#### [Short task]
Go through each line of the records below and count those with the word "FFFFFF"; give only the total.

#### [Source records]
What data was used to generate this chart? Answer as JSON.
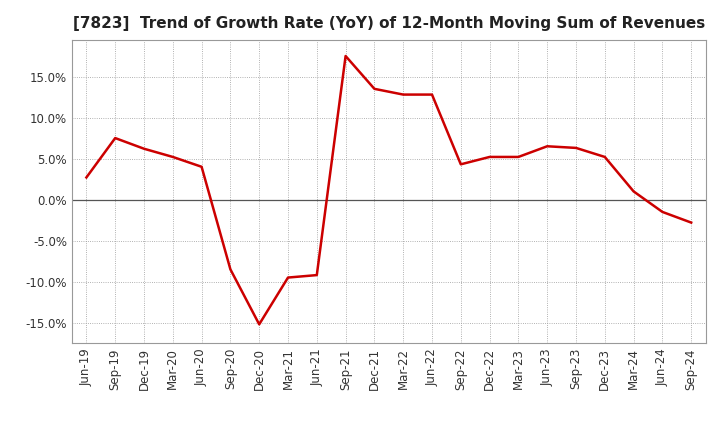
{
  "title": "[7823]  Trend of Growth Rate (YoY) of 12-Month Moving Sum of Revenues",
  "line_color": "#CC0000",
  "background_color": "#FFFFFF",
  "plot_bg_color": "#FFFFFF",
  "grid_color": "#999999",
  "zero_line_color": "#555555",
  "ylim": [
    -0.175,
    0.195
  ],
  "yticks": [
    -0.15,
    -0.1,
    -0.05,
    0.0,
    0.05,
    0.1,
    0.15
  ],
  "x_labels": [
    "Jun-19",
    "Sep-19",
    "Dec-19",
    "Mar-20",
    "Jun-20",
    "Sep-20",
    "Dec-20",
    "Mar-21",
    "Jun-21",
    "Sep-21",
    "Dec-21",
    "Mar-22",
    "Jun-22",
    "Sep-22",
    "Dec-22",
    "Mar-23",
    "Jun-23",
    "Sep-23",
    "Dec-23",
    "Mar-24",
    "Jun-24",
    "Sep-24"
  ],
  "data_y": [
    0.027,
    0.075,
    0.062,
    0.052,
    0.04,
    -0.085,
    -0.152,
    -0.095,
    -0.092,
    0.175,
    0.135,
    0.128,
    0.128,
    0.043,
    0.052,
    0.052,
    0.065,
    0.063,
    0.052,
    0.01,
    -0.015,
    -0.028
  ],
  "title_fontsize": 11,
  "tick_fontsize": 8.5,
  "line_width": 1.8
}
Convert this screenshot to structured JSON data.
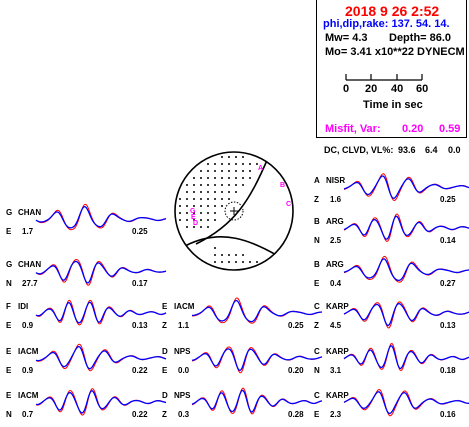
{
  "header": {
    "datetime": "2018  9 26    2:52",
    "angles": "phi,dip,rake: 137. 54.  14.",
    "mw": "Mw=  4.3",
    "depth": "Depth=     86.0",
    "mo": "Mo=  3.41 x10**22 DYNECM",
    "time_axis_ticks": [
      "0",
      "20",
      "40",
      "60"
    ],
    "time_axis_label": "Time  in sec",
    "misfit_label": "Misfit, Var:",
    "misfit_value": "0.20",
    "var_value": "0.59",
    "dc_label": "DC, CLVD, VL%:",
    "dc": "93.6",
    "clvd": "6.4",
    "vl": "0.0"
  },
  "colors": {
    "title_red": "#ff0000",
    "angles_blue": "#0000ff",
    "misfit_magenta": "#ff00ff",
    "observed": "#0000ff",
    "synthetic": "#ff0000",
    "station_marks": "#ff00ff"
  },
  "beachball_labels": [
    "A",
    "B",
    "C",
    "G",
    "E",
    "D"
  ],
  "traces": [
    {
      "net": "G",
      "station": "CHAN",
      "comp": "E",
      "dist": "1.7",
      "fit": "0.25"
    },
    {
      "net": "G",
      "station": "CHAN",
      "comp": "N",
      "dist": "27.7",
      "fit": "0.17"
    },
    {
      "net": "F",
      "station": "IDI",
      "comp": "E",
      "dist": "0.9",
      "fit": "0.13"
    },
    {
      "net": "E",
      "station": "IACM",
      "comp": "E",
      "dist": "0.9",
      "fit": "0.22"
    },
    {
      "net": "E",
      "station": "IACM",
      "comp": "N",
      "dist": "0.7",
      "fit": "0.22"
    },
    {
      "net": "E",
      "station": "IACM",
      "comp": "Z",
      "dist": "1.1",
      "fit": "0.25"
    },
    {
      "net": "D",
      "station": "NPS",
      "comp": "E",
      "dist": "0.0",
      "fit": "0.20"
    },
    {
      "net": "D",
      "station": "NPS",
      "comp": "Z",
      "dist": "0.3",
      "fit": "0.28"
    },
    {
      "net": "A",
      "station": "NISR",
      "comp": "Z",
      "dist": "1.6",
      "fit": "0.25"
    },
    {
      "net": "B",
      "station": "ARG",
      "comp": "N",
      "dist": "2.5",
      "fit": "0.14"
    },
    {
      "net": "B",
      "station": "ARG",
      "comp": "E",
      "dist": "0.4",
      "fit": "0.27"
    },
    {
      "net": "C",
      "station": "KARP",
      "comp": "Z",
      "dist": "4.5",
      "fit": "0.13"
    },
    {
      "net": "C",
      "station": "KARP",
      "comp": "N",
      "dist": "3.1",
      "fit": "0.18"
    },
    {
      "net": "C",
      "station": "KARP",
      "comp": "E",
      "dist": "2.3",
      "fit": "0.16"
    }
  ]
}
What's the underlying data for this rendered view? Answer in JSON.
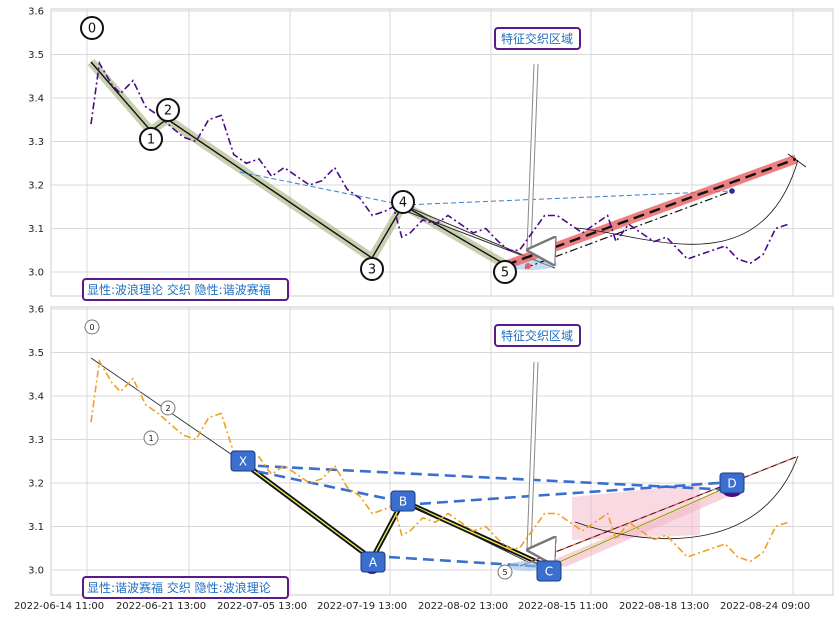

#### [Finished exercise]
2